Re: Enhance batch support - batch demarcation

Bhupesh Chawda Fri, 16 Sep 2016 01:40:53 -0700

Hi All,

Resuming the discussion.


After some discussion, I have created a document which captures the
requirements and a high level design for supporting batch applications. The
document consolidates different threads of discussion and aspects which are
relevant to batch support.

This is in no way a design document, but just captures the high level
steps. I have tried to keep it very brief and to the point. I will keep
refining the document depending on the comments to ultimately convert it to
a design document.

Here is the link to the document:
https://docs.google.com/document/d/1qlyQJP80dOlWZeHwICMFA3D3jGG_T2NLhMfzScbuTwQ/edit?usp=sharing

Please provide your valuable feedback.

~ Bhupesh

On Tue, Feb 23, 2016 at 7:24 AM, David Yan <da...@datatorrent.com> wrote:

> For batch applications without checkpointing or iteration loops, what would
> be the significance of streaming windows and application windows?
>
>
> On Sun, Feb 14, 2016 at 10:33 PM, Thomas Weise <tho...@datatorrent.com>
> wrote:
>
> > Time to resume this discussion. I think it makes sense to look at the
> batch
> > as execution of a DAG from setup to teardown for all its operators, as
> > suggested by Bhupesh and Sandeep. The DAG comes into existence when the
> > batch begins and terminates when it is done.
> >
> > We have also seen from customers that there is demand for having the
> > scheduler function built in, when there is no external component already
> > present. For example, a file or set of files could be identified as
> > "batch". As the application is idle, there is only a scheduler operator
> > which polls for files. Once work is ready, that operator would launch the
> > DAG for processing (within same application, but not connected through
> > stream). When processing is complete, that DAG terminates and returns the
> > resources.
> >
> > As discussed, there is the need to be able to turn off checkpointing,
> which
> > is different from setting a large checkpoint window. No checkpointing
> means
> > no incremental recovery and hence no need to keep data in buffers.
> >
> > There is also the need to relay begin/end signal through the entire DAG.
> > This is different from setup/shutdown. It is more like begin/endWindow,
> but
> > there is only a single "window" in a batch.
> >
> >
> > On Mon, Dec 28, 2015 at 10:36 PM, Chinmay Kolhatkar <
> > chin...@datatorrent.com
> > > wrote:
> >
> > > Hi Thomas,
> > >
> > > A comment on following in your previous mails:
> > >
> > >
> > >
> > > *An operator that identifies the batch boundary tells theengine about
> it
> > > and corresponding control tuples are submitted through thestream,
> leading
> > > to callbacks on downstream operators*
> > >
> > > This would mean there will be a single boundary definition of a batch
> in
> > > the application DAG.
> > > I think we should give freedom to individual operator to define what a
> > > batch is and produce a callbacks accordingly.
> > >
> > > Considering that in mind, here is a quick sketch/suggestion of how it
> can
> > > be done:
> > >
> > > 1) The operator that needs to work on a batch can implement an
> interface,
> > > lets say BatchListener.

## [Problem]
Answer these questions about the batch support thread:
1. What does Bhupesh Chawda say the document he created captures?
2. According to Thomas Weise, what does having no checkpointing mean?
3. What name does Chinmay Kolhatkar give the interface that an operator working on a batch could implement?
The material that comes next has no connection to the batch support thread above.

Dataset rows:
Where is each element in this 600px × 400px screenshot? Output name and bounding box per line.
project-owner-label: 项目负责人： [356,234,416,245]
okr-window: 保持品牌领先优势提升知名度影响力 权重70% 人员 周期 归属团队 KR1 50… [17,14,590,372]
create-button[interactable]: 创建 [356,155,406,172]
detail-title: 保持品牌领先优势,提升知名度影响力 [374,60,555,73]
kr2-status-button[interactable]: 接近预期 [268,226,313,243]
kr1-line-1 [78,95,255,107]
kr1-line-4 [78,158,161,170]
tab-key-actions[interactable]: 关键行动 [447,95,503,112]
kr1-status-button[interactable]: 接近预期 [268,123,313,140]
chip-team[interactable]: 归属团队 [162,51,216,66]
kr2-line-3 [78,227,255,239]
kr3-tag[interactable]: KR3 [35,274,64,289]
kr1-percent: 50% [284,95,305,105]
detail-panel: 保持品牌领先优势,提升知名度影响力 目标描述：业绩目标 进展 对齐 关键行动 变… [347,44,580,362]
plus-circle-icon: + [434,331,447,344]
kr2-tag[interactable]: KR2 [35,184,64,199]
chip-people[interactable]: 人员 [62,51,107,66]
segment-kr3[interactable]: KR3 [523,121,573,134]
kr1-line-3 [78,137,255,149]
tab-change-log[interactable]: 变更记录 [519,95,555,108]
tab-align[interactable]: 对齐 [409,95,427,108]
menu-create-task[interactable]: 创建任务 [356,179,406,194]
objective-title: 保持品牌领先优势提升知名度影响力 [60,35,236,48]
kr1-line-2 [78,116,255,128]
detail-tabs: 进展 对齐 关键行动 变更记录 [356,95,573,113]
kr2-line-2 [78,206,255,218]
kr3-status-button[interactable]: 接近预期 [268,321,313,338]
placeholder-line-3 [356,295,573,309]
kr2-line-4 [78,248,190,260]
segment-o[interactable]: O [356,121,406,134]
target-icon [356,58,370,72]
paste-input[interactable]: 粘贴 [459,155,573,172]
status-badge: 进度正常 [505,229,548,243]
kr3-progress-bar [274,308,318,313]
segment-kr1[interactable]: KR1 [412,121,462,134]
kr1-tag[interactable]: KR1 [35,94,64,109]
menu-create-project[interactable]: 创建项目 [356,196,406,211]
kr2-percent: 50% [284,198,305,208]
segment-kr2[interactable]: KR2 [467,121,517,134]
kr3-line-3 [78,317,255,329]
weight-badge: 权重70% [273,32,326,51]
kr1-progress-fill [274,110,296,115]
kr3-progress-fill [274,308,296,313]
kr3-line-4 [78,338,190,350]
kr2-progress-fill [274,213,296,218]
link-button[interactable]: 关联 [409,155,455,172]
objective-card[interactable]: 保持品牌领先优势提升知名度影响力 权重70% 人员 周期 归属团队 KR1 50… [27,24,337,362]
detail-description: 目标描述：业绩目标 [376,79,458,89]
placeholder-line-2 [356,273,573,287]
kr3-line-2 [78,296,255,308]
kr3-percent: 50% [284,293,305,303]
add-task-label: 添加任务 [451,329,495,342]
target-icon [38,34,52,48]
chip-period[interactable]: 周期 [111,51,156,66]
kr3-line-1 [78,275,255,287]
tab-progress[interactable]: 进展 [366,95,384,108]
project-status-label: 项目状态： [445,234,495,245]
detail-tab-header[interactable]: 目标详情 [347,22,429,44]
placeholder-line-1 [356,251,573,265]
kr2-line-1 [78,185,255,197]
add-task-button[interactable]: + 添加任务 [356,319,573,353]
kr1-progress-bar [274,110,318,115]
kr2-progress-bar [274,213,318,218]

## [The response]
1. It captures the requirements and a high level design for supporting batch applications.
2. No checkpointing means no incremental recovery and hence no need to keep data in buffers.
3. BatchListener.